→ GIVEN INSTRUCTION: Please revise the stretch of the patent claims from "5. The method" through "variable has substantially elapsed.", putting "status bitmap" wherever "single bit vector" appears.

→ SUPPLIED TEXT:

===============

1. A method for shaping data transmitted in a communication system, the method comprising:

determining whether to authorize transmission of received data having a variable size within a predetermined range, the determination being based on whether a predetermined amount of a time-based variable has substantially elapsed, the predetermined amount being related to a rate shaping criterion, and the determination being made without regard to the size of the received data;
authorizing transmission if the predetermined amount has substantially elapsed; and
determining, if transmission was authorized, a new value for the predetermined amount that must substantially elapse before a further transmission can be authorized.

2. The method of claim 1 further comprising:

receiving the received data; and
transmitting the received data.

3. The method of claim 1 wherein the received data is part of a flow.

4. The method of claim 2 wherein data are at least either received or transmitted in packets.

5. The method of claim 1 wherein the predetermined range includes multiple packet sizes in a packet-based system.

6. The method of claim 1 wherein determining whether to authorize transmission of the received data includes assessing a single bit vector, the single bit vector reflecting whether the predetermined amount has substantially elapsed.

7. The method of claim 1 further comprising determining whether the predetermined amount of the time-based variable has substantially elapsed.

8. The method of claim 7 wherein:

the rate shaping criterion comprises an average transmission data rate,
the time-based variable comprises cycles of a clock, and
the predetermined amount is not less than:
(the size of the previously transmitted data)*(the clock's frequency)/(the average transmission data rate).

9. The method of claim 8 wherein the new value for the predetermined amount is not less than:

(the size of the received data for which transmission was authorized)*(the clock's frequency)/(the average transmission data rate).

===============

→ MATERIAL:
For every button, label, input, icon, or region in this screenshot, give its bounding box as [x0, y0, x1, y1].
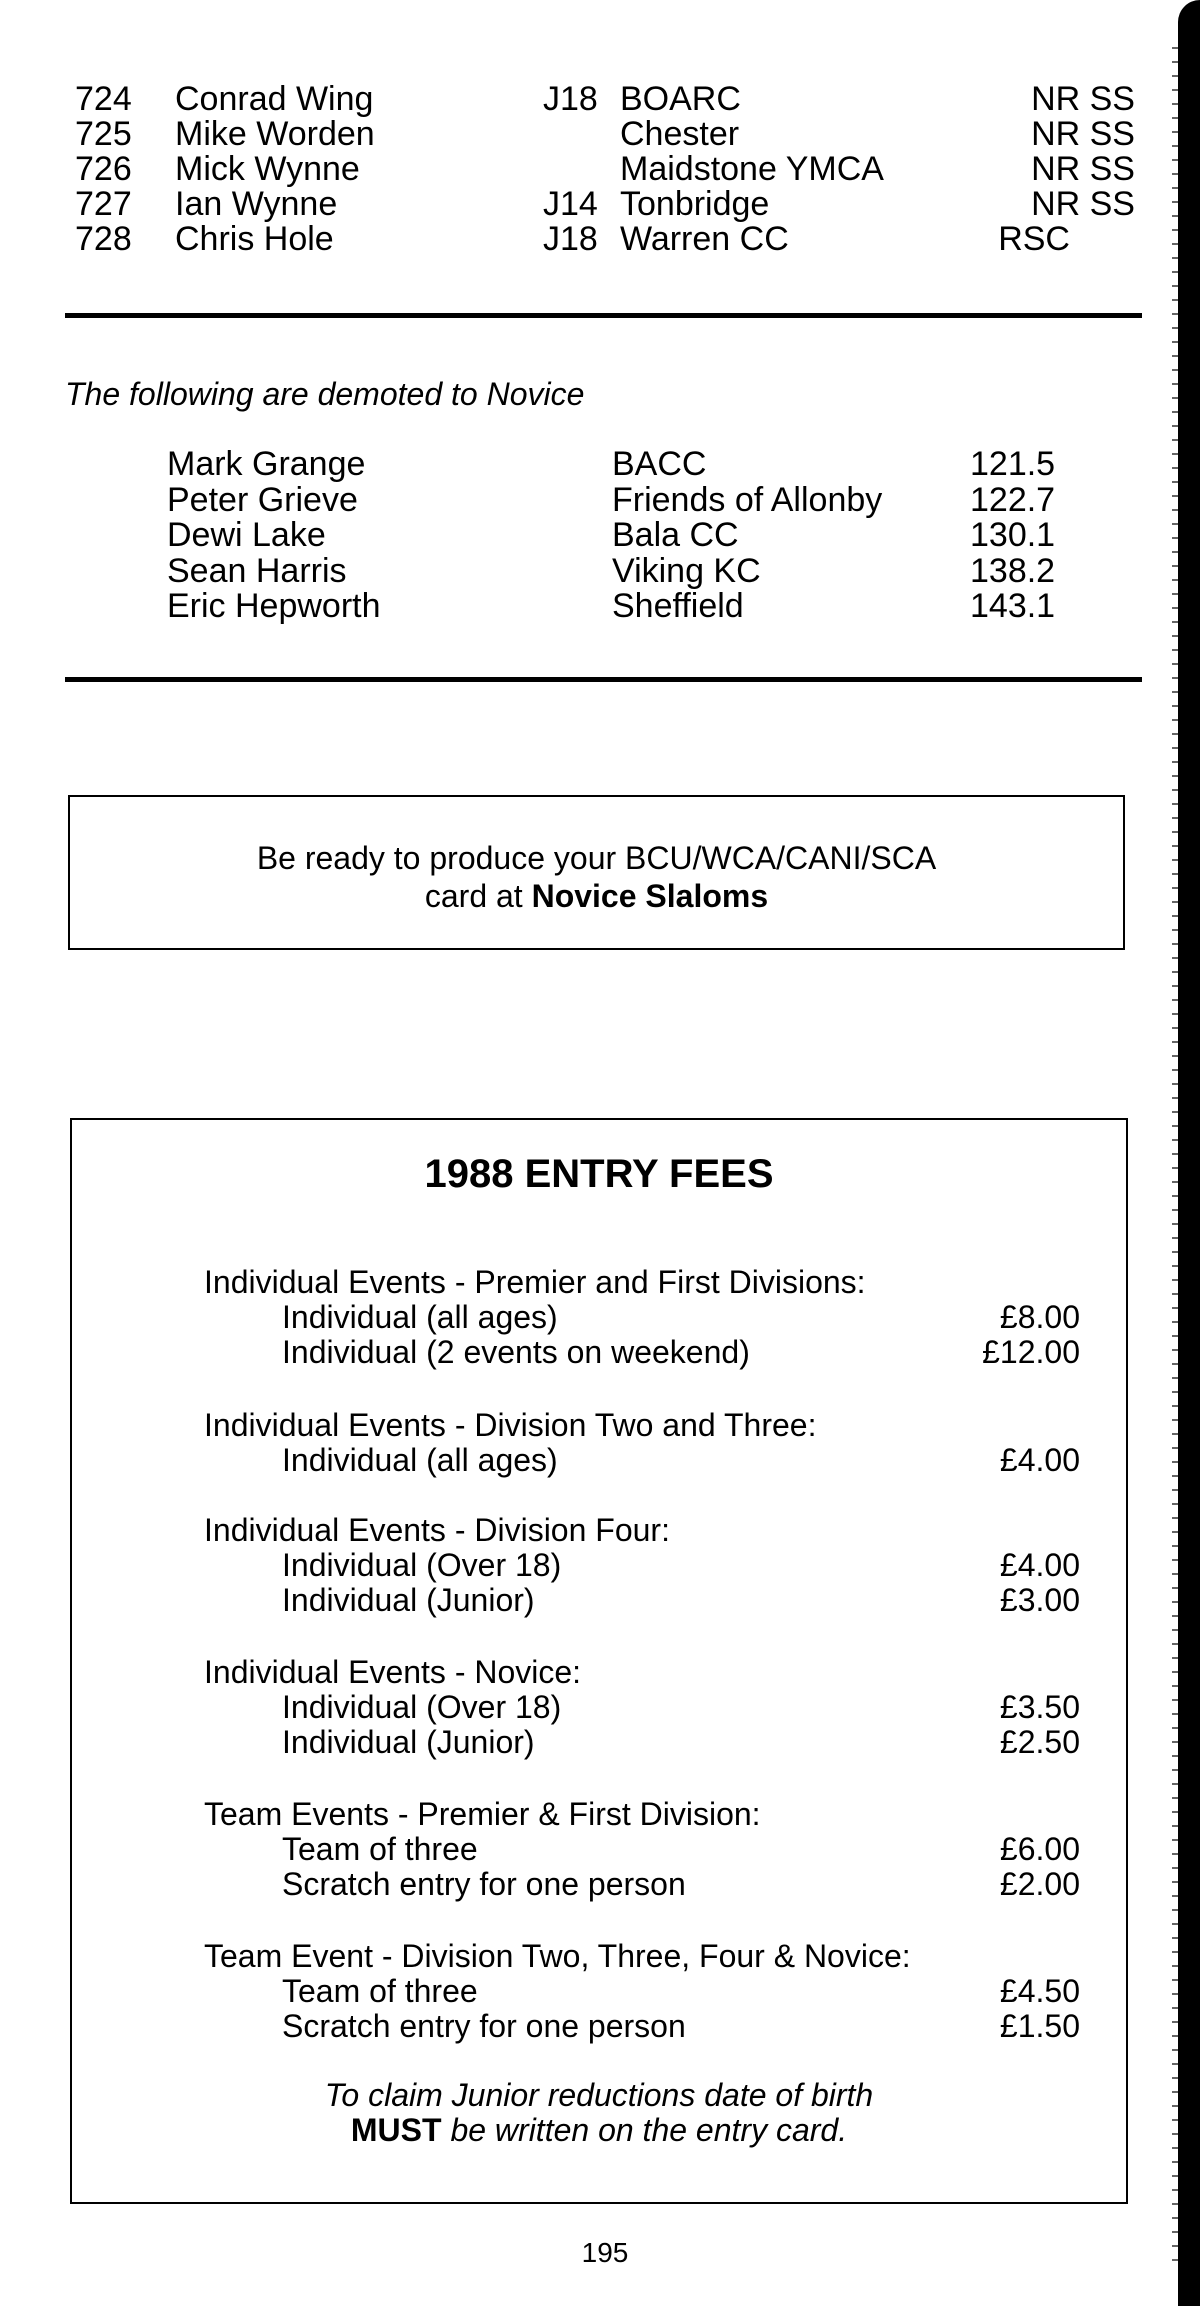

===============

→ TASK OUTPUT:
5. The method of claim 1 wherein the predetermined range includes multiple packet sizes in a packet-based system.

6. The method of claim 1 wherein determining whether to authorize transmission of the received data includes assessing a status bitmap, the status bitmap reflecting whether the predetermined amount has substantially elapsed.

7. The method of claim 1 further comprising determining whether the predetermined amount of the time-based variable has substantially elapsed.